> What to work on: Show all lines that include the string "numbers"; copy each one.

> The input:
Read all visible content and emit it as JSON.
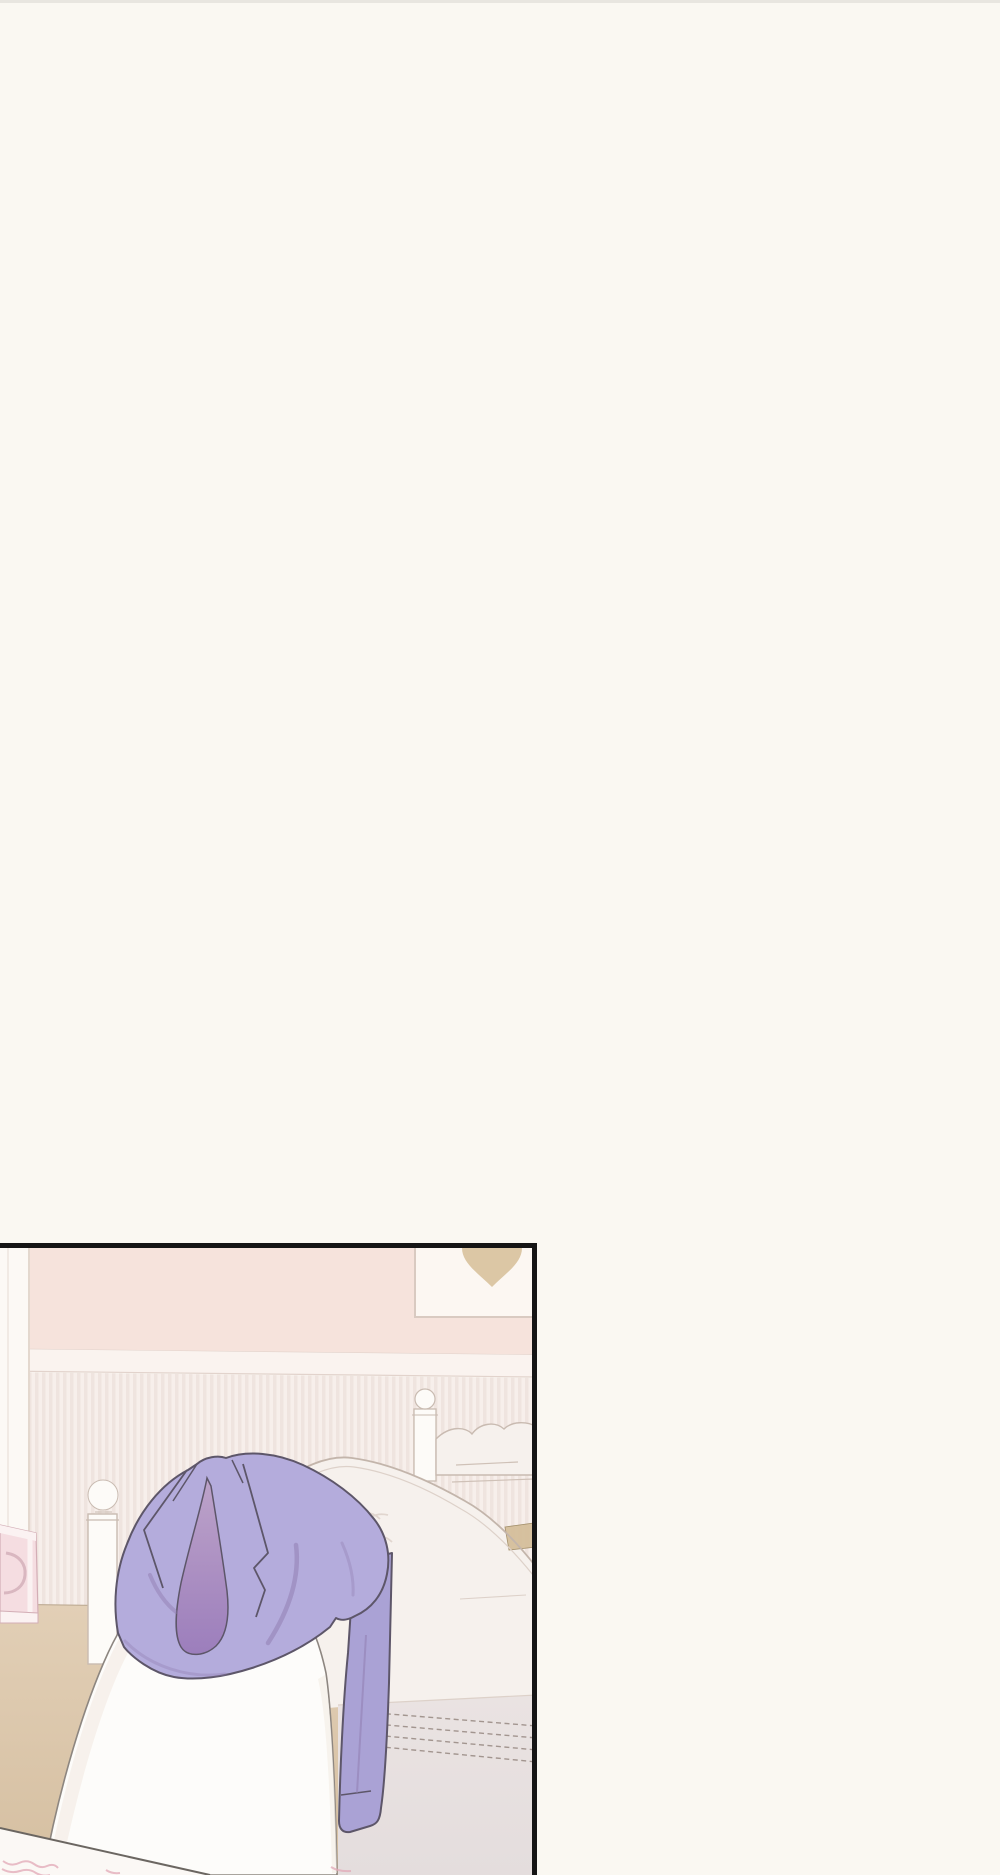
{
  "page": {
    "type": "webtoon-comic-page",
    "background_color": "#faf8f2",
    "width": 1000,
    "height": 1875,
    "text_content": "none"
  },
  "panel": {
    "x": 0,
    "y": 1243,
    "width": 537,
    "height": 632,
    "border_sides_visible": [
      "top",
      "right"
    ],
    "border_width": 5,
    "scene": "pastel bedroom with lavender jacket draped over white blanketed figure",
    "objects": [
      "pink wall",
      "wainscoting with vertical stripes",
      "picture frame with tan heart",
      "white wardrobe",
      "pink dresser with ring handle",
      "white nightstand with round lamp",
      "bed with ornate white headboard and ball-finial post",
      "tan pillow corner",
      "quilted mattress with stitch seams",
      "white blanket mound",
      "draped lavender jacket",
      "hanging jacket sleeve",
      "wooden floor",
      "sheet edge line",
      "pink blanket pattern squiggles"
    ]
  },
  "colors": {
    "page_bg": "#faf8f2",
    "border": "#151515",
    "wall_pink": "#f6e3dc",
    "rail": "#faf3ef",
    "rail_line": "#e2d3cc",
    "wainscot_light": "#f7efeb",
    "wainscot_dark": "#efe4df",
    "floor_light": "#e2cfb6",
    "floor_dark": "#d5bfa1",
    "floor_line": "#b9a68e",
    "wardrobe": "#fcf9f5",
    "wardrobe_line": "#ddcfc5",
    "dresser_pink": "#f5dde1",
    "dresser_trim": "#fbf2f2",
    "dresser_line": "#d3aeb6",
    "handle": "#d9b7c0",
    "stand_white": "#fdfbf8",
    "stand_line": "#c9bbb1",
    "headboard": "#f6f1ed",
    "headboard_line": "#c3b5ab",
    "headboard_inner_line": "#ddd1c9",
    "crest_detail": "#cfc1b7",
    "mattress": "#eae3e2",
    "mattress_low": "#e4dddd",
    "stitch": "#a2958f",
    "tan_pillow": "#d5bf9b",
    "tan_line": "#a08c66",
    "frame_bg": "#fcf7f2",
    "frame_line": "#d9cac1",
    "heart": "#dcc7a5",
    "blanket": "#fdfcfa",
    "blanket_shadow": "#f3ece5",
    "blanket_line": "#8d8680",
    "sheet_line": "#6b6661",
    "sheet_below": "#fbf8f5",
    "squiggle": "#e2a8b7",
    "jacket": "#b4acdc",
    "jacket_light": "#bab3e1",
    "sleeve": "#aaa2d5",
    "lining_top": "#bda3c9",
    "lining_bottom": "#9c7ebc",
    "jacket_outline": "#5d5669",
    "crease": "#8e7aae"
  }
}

* * *

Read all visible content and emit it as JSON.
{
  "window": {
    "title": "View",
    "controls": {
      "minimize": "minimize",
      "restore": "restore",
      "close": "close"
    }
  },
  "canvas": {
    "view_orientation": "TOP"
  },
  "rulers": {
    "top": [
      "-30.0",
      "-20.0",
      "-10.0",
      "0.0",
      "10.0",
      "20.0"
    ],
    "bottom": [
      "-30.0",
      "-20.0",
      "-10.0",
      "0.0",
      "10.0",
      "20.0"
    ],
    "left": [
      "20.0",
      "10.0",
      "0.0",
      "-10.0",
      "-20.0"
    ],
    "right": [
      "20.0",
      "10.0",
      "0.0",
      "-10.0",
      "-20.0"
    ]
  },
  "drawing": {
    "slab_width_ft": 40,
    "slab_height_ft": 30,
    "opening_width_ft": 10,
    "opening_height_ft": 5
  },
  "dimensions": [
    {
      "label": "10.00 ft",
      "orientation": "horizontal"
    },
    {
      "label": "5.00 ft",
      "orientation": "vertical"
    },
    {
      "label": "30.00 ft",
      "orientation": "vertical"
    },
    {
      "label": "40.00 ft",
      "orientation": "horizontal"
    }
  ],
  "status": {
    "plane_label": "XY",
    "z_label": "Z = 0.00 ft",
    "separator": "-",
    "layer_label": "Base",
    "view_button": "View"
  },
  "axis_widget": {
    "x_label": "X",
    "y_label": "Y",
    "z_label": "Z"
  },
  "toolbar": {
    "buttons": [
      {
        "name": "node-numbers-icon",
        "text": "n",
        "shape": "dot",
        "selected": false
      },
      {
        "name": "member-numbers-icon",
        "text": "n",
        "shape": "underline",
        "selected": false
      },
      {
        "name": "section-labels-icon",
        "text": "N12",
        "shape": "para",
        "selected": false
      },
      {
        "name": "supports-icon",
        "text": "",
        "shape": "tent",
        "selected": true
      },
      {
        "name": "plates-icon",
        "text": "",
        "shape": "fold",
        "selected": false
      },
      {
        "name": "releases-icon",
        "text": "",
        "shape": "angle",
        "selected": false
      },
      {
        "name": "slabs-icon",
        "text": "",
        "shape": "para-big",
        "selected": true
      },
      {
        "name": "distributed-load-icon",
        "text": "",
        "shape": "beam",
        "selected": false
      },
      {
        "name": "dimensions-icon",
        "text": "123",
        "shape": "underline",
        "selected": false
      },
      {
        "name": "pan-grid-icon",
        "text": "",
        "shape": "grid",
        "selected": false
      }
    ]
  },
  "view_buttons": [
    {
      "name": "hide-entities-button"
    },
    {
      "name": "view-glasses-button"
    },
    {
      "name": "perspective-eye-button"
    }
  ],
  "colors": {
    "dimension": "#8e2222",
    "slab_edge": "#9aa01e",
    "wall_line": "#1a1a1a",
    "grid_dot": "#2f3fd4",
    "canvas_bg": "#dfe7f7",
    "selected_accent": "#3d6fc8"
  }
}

> Full answer:
        "name": "node-numbers-icon",
        "name": "member-numbers-icon",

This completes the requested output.